*** DATASET EXCERPTS
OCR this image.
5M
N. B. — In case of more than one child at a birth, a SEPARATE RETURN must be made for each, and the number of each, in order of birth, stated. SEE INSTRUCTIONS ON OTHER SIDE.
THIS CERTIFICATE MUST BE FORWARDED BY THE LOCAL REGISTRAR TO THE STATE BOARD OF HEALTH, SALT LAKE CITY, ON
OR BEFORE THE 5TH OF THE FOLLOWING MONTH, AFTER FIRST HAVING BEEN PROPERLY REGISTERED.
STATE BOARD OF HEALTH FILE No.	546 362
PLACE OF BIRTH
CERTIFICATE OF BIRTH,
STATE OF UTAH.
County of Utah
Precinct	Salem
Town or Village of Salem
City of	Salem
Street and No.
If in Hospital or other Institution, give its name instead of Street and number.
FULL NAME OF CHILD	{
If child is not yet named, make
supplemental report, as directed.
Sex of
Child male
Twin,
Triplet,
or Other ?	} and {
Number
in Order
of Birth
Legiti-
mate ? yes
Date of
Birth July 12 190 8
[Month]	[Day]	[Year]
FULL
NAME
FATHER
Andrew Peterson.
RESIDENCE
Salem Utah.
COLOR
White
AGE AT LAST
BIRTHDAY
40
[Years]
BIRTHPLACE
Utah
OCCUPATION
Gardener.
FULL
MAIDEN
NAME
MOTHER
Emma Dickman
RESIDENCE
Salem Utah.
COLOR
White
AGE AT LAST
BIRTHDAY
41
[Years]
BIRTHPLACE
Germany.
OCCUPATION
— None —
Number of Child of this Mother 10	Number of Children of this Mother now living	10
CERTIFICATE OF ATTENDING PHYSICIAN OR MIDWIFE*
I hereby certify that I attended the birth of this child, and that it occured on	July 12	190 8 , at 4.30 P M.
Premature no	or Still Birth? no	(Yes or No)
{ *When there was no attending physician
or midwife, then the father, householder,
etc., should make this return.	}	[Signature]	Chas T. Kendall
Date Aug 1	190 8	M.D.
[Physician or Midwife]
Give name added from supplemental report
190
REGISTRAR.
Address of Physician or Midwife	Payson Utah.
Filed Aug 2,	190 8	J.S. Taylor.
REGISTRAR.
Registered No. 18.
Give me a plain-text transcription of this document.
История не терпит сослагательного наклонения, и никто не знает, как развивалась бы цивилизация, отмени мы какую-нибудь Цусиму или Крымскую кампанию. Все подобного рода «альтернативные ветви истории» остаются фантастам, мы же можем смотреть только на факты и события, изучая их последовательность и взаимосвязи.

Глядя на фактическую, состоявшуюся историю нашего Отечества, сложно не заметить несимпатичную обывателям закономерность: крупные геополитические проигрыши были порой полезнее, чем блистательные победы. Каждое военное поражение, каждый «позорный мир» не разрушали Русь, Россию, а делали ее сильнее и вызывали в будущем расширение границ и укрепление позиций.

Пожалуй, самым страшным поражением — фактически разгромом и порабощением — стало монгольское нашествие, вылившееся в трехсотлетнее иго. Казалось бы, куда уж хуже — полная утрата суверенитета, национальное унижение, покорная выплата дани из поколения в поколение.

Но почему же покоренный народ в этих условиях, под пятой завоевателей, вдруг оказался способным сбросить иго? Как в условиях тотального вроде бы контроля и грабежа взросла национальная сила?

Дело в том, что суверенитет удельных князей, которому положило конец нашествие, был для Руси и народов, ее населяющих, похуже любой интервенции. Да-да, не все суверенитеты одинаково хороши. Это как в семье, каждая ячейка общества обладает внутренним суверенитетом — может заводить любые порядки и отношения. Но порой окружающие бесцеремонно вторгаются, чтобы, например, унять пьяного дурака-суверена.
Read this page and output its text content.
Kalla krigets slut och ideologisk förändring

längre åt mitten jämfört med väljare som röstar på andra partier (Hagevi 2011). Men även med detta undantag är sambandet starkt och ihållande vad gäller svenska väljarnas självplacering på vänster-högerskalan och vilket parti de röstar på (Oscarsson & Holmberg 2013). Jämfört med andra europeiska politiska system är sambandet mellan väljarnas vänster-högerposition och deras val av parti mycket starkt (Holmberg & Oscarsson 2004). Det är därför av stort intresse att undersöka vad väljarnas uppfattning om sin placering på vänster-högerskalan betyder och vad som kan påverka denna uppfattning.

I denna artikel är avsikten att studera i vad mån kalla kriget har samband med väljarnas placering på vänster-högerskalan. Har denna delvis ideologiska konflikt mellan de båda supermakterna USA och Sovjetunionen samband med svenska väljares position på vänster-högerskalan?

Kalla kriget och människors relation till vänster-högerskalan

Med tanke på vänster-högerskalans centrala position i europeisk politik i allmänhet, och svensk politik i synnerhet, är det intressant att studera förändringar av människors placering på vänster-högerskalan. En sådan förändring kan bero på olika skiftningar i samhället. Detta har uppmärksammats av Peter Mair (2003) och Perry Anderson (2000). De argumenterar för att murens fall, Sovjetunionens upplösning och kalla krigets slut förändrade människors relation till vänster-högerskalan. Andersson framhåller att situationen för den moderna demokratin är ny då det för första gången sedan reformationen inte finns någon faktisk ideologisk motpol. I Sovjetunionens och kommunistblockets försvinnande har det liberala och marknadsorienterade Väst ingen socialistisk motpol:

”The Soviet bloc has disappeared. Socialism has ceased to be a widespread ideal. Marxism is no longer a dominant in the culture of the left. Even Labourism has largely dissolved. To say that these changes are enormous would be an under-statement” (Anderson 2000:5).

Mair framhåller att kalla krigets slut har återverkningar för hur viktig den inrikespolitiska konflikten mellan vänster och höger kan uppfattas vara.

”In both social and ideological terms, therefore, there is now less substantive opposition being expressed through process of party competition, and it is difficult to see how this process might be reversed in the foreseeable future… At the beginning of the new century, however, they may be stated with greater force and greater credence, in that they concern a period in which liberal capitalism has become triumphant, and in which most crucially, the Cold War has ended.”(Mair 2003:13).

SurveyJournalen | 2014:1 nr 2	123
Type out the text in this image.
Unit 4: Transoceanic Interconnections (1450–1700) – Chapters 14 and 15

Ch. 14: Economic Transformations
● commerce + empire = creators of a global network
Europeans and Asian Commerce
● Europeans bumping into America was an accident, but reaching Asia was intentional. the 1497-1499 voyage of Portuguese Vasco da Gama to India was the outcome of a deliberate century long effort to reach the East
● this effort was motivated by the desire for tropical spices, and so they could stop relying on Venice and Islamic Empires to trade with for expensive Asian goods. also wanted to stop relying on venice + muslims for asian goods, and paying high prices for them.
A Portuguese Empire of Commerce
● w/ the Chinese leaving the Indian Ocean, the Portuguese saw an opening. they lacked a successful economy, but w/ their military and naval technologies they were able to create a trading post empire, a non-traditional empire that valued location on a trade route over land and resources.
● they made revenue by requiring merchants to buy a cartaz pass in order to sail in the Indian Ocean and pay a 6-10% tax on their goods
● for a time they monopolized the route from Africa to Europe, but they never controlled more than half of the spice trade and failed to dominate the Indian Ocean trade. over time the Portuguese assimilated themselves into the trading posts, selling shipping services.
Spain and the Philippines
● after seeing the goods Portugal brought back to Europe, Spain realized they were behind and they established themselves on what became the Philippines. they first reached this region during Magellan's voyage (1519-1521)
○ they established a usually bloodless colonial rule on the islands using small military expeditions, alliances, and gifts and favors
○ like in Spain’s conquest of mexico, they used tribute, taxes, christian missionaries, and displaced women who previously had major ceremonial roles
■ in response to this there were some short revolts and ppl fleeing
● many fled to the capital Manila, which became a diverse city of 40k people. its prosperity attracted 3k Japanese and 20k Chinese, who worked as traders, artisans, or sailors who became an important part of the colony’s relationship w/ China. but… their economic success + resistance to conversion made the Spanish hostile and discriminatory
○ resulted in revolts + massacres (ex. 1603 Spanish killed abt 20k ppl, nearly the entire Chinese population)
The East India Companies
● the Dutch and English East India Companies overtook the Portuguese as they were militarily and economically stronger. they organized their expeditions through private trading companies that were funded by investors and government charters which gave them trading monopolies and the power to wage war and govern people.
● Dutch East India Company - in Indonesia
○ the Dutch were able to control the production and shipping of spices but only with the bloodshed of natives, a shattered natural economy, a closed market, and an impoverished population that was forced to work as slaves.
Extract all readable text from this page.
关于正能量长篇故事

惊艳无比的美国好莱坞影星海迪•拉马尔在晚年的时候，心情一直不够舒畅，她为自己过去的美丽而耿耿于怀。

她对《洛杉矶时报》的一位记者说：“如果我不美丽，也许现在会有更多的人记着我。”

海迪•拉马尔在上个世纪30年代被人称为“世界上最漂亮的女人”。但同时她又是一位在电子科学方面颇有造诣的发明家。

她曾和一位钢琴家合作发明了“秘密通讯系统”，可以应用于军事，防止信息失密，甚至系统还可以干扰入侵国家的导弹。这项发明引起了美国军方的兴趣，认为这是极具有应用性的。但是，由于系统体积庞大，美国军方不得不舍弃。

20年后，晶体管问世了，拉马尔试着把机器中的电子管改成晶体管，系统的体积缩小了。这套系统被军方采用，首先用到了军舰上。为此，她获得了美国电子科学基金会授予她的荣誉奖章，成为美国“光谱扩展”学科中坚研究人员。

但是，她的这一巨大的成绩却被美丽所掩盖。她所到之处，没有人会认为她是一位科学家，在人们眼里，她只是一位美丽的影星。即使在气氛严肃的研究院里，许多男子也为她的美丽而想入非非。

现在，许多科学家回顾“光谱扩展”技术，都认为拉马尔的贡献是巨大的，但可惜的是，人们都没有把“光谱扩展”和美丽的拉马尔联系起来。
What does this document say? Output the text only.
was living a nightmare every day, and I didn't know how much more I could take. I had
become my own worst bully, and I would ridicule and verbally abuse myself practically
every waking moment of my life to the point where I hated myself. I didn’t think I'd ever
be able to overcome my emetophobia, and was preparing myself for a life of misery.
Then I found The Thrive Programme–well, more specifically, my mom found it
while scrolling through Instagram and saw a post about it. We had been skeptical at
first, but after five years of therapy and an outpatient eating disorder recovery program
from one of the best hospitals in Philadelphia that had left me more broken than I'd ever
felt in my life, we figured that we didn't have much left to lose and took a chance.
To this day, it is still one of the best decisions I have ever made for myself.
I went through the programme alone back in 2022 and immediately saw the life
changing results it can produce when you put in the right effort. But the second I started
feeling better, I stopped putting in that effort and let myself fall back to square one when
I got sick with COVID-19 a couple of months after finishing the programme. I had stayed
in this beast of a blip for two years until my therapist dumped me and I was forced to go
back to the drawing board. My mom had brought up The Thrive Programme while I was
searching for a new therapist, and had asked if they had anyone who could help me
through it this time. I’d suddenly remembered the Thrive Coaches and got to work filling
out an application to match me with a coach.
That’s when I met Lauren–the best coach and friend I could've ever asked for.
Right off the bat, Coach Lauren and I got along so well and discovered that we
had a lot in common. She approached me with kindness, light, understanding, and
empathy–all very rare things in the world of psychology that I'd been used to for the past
******
Pick out each line that holds the string "best".

OUTPUT FOR THIS EXERCISE:
from one of the best hospitals in Philadelphia that had left me more broken than I'd ever
To this day, it is still one of the best decisions I have ever made for myself.
That’s when I met Lauren–the best coach and friend I could've ever asked for.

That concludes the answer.